**GIVEN INSTRUCTION**. Copy out the material below in full, but not its images.

**DATASET RECORDS**.
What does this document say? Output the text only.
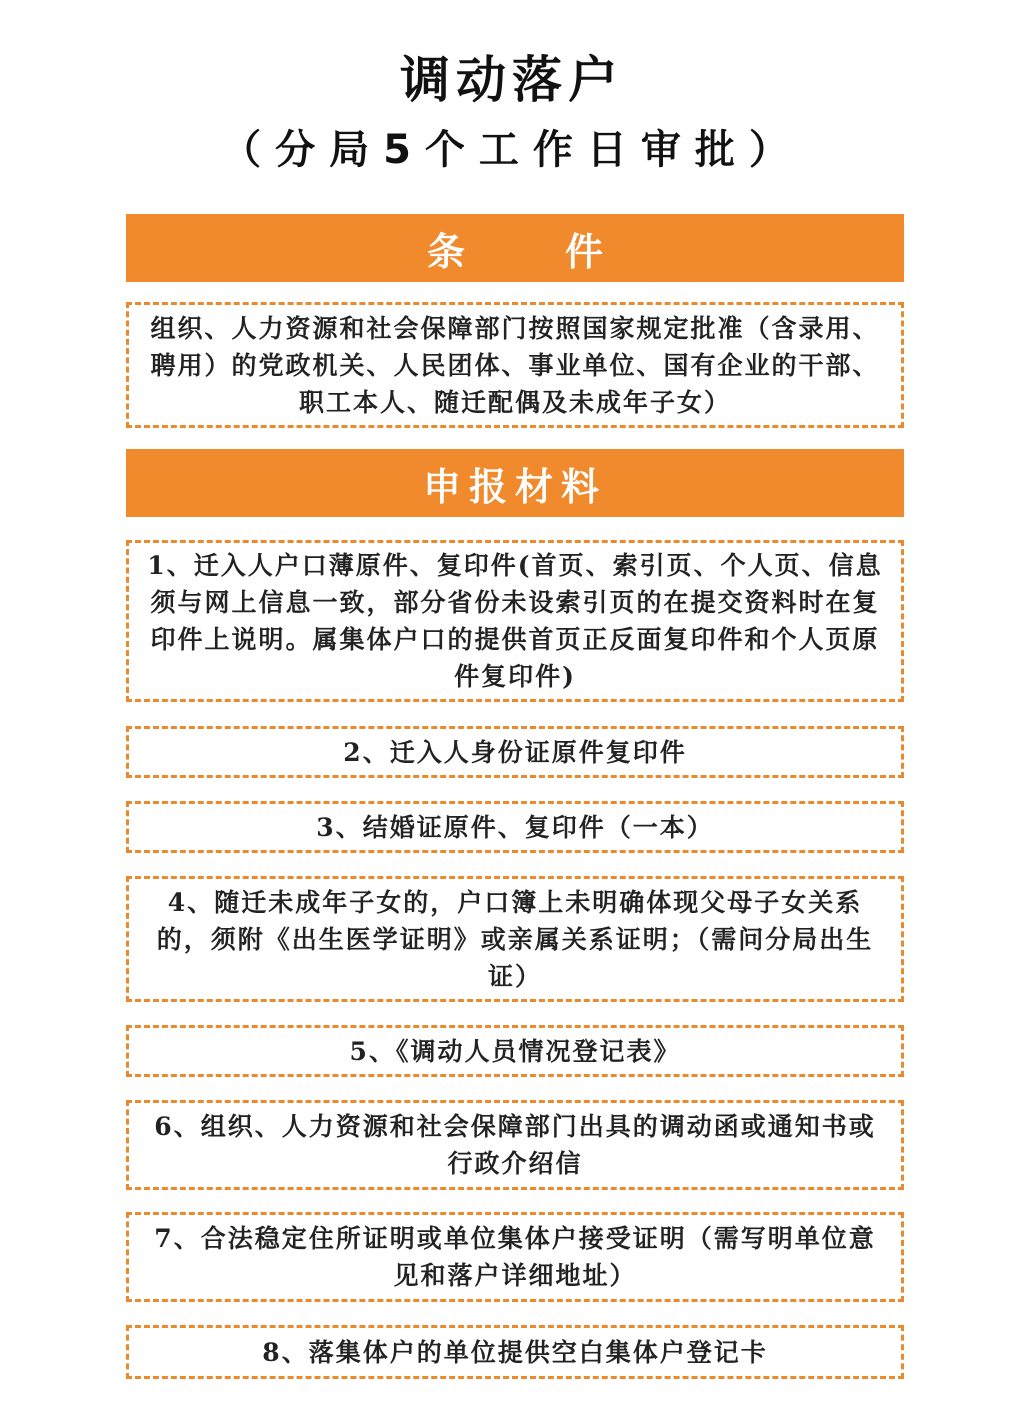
调动落户
（分局5个工作日审批）
条件
组织、人力资源和社会保障部门按照国家规定批准（含录用、聘用）的党政机关、人民团体、事业单位、国有企业的干部、职工本人、随迁配偶及未成年子女）
申报材料
1、迁入人户口薄原件、复印件(首页、索引页、个人页、信息须与网上信息一致，部分省份未设索引页的在提交资料时在复印件上说明。属集体户口的提供首页正反面复印件和个人页原件复印件)
2、迁入人身份证原件复印件
3、结婚证原件、复印件（一本）
4、随迁未成年子女的，户口簿上未明确体现父母子女关系的，须附《出生医学证明》或亲属关系证明；（需问分局出生证）
5、《调动人员情况登记表》
6、组织、人力资源和社会保障部门出具的调动函或通知书或行政介绍信
7、合法稳定住所证明或单位集体户接受证明（需写明单位意见和落户详细地址）
8、落集体户的单位提供空白集体户登记卡
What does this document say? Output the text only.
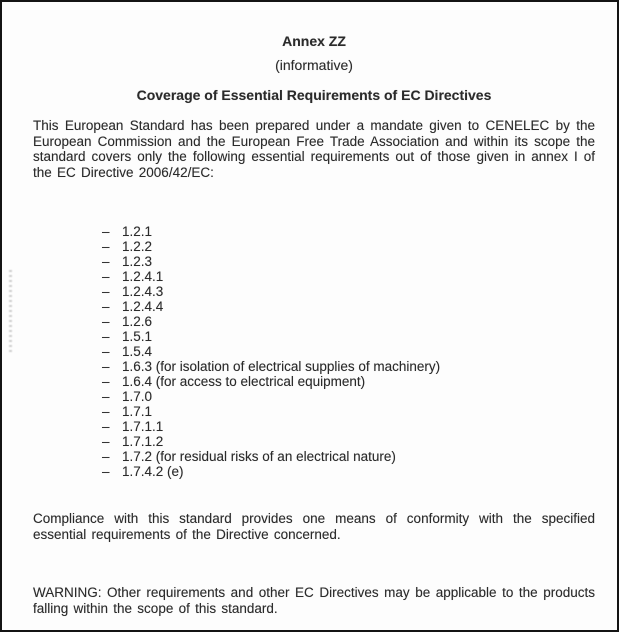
Annex ZZ
(informative)
Coverage of Essential Requirements of EC Directives

This European Standard has been prepared under a mandate given to CENELEC by the European Commission and the European Free Trade Association and within its scope the standard covers only the following essential requirements out of those given in annex I of the EC Directive 2006/42/EC:

– 1.2.1
– 1.2.2
– 1.2.3
– 1.2.4.1
– 1.2.4.3
– 1.2.4.4
– 1.2.6
– 1.5.1
– 1.5.4
– 1.6.3 (for isolation of electrical supplies of machinery)
– 1.6.4 (for access to electrical equipment)
– 1.7.0
– 1.7.1
– 1.7.1.1
– 1.7.1.2
– 1.7.2 (for residual risks of an electrical nature)
– 1.7.4.2 (e)

Compliance with this standard provides one means of conformity with the specified essential requirements of the Directive concerned.

WARNING: Other requirements and other EC Directives may be applicable to the products falling within the scope of this standard.
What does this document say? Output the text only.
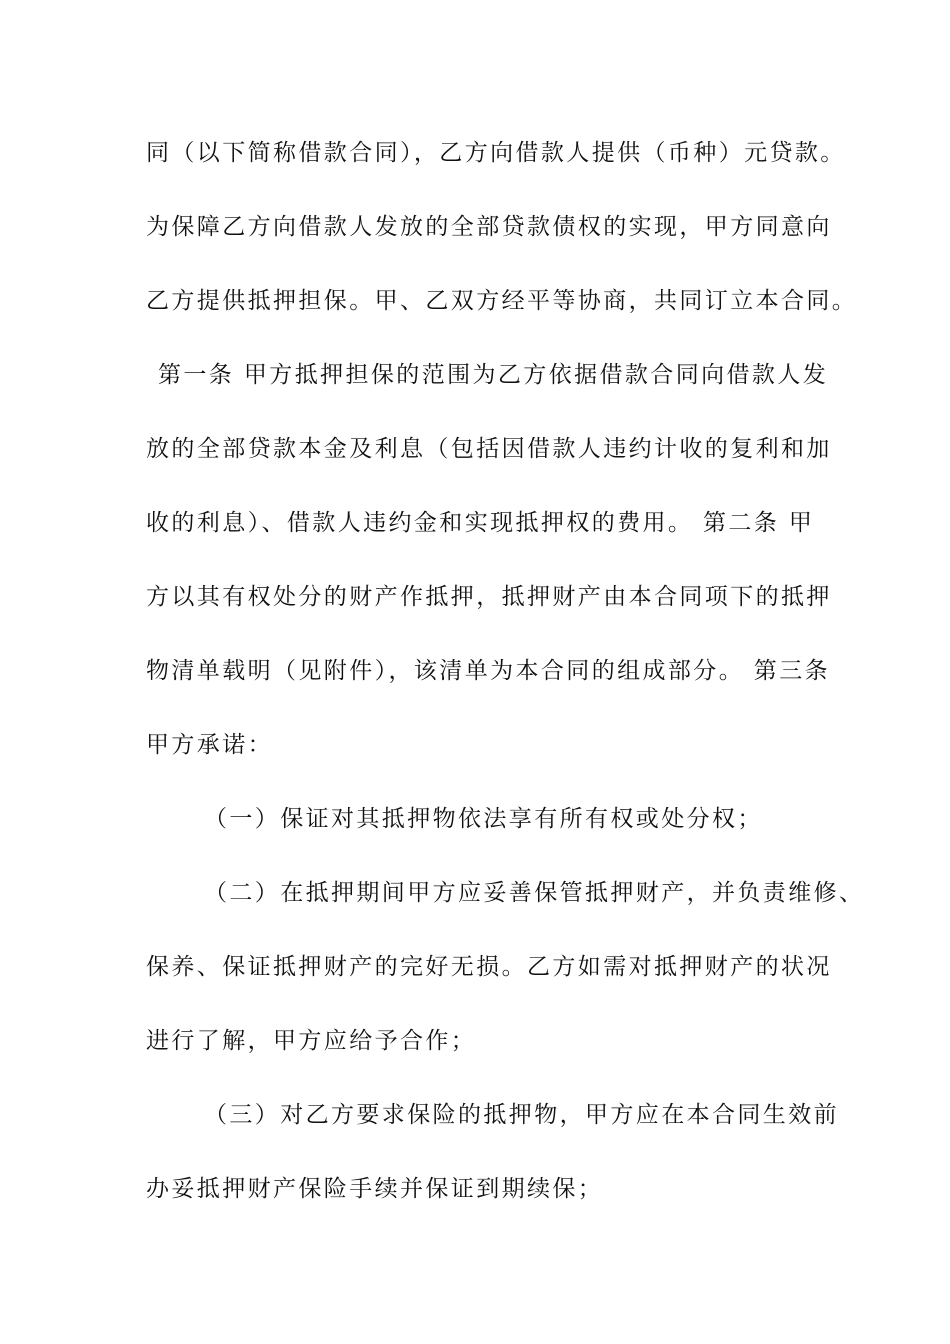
同（以下简称借款合同），乙方向借款人提供（币种）元贷款。
为保障乙方向借款人发放的全部贷款债权的实现，甲方同意向
乙方提供抵押担保。甲、乙双方经平等协商，共同订立本合同。
第一条 甲方抵押担保的范围为乙方依据借款合同向借款人发
放的全部贷款本金及利息（包括因借款人违约计收的复利和加
收的利息）、借款人违约金和实现抵押权的费用。 第二条 甲
方以其有权处分的财产作抵押，抵押财产由本合同项下的抵押
物清单载明（见附件），该清单为本合同的组成部分。 第三条
甲方承诺：
（一）保证对其抵押物依法享有所有权或处分权；
（二）在抵押期间甲方应妥善保管抵押财产，并负责维修、
保养、保证抵押财产的完好无损。乙方如需对抵押财产的状况
进行了解，甲方应给予合作；
（三）对乙方要求保险的抵押物，甲方应在本合同生效前
办妥抵押财产保险手续并保证到期续保；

**RESULT OF THE EXERCISE**.
What does this document say? Output the text only.
调动落户
（分局5个工作日审批）
条件
组织、人力资源和社会保障部门按照国家规定批准（含录用、聘用）的党政机关、人民团体、事业单位、国有企业的干部、职工本人、随迁配偶及未成年子女）
申报材料
1、迁入人户口薄原件、复印件(首页、索引页、个人页、信息须与网上信息一致，部分省份未设索引页的在提交资料时在复印件上说明。属集体户口的提供首页正反面复印件和个人页原件复印件)
2、迁入人身份证原件复印件
3、结婚证原件、复印件（一本）
4、随迁未成年子女的，户口簿上未明确体现父母子女关系的，须附《出生医学证明》或亲属关系证明；（需问分局出生证）
5、《调动人员情况登记表》
6、组织、人力资源和社会保障部门出具的调动函或通知书或行政介绍信
7、合法稳定住所证明或单位集体户接受证明（需写明单位意见和落户详细地址）
8、落集体户的单位提供空白集体户登记卡
What does this document say? Output the text only.
Annex ZZ
(informative)
Coverage of Essential Requirements of EC Directives

This European Standard has been prepared under a mandate given to CENELEC by the European Commission and the European Free Trade Association and within its scope the standard covers only the following essential requirements out of those given in annex I of the EC Directive 2006/42/EC:

– 1.2.1
– 1.2.2
– 1.2.3
– 1.2.4.1
– 1.2.4.3
– 1.2.4.4
– 1.2.6
– 1.5.1
– 1.5.4
– 1.6.3 (for isolation of electrical supplies of machinery)
– 1.6.4 (for access to electrical equipment)
– 1.7.0
– 1.7.1
– 1.7.1.1
– 1.7.1.2
– 1.7.2 (for residual risks of an electrical nature)
– 1.7.4.2 (e)

Compliance with this standard provides one means of conformity with the specified essential requirements of the Directive concerned.

WARNING: Other requirements and other EC Directives may be applicable to the products falling within the scope of this standard.
What does this document say? Output the text only.
同（以下简称借款合同），乙方向借款人提供（币种）元贷款。
为保障乙方向借款人发放的全部贷款债权的实现，甲方同意向
乙方提供抵押担保。甲、乙双方经平等协商，共同订立本合同。
第一条 甲方抵押担保的范围为乙方依据借款合同向借款人发
放的全部贷款本金及利息（包括因借款人违约计收的复利和加
收的利息）、借款人违约金和实现抵押权的费用。 第二条 甲
方以其有权处分的财产作抵押，抵押财产由本合同项下的抵押
物清单载明（见附件），该清单为本合同的组成部分。 第三条
甲方承诺：
（一）保证对其抵押物依法享有所有权或处分权；
（二）在抵押期间甲方应妥善保管抵押财产，并负责维修、
保养、保证抵押财产的完好无损。乙方如需对抵押财产的状况
进行了解，甲方应给予合作；
（三）对乙方要求保险的抵押物，甲方应在本合同生效前
办妥抵押财产保险手续并保证到期续保；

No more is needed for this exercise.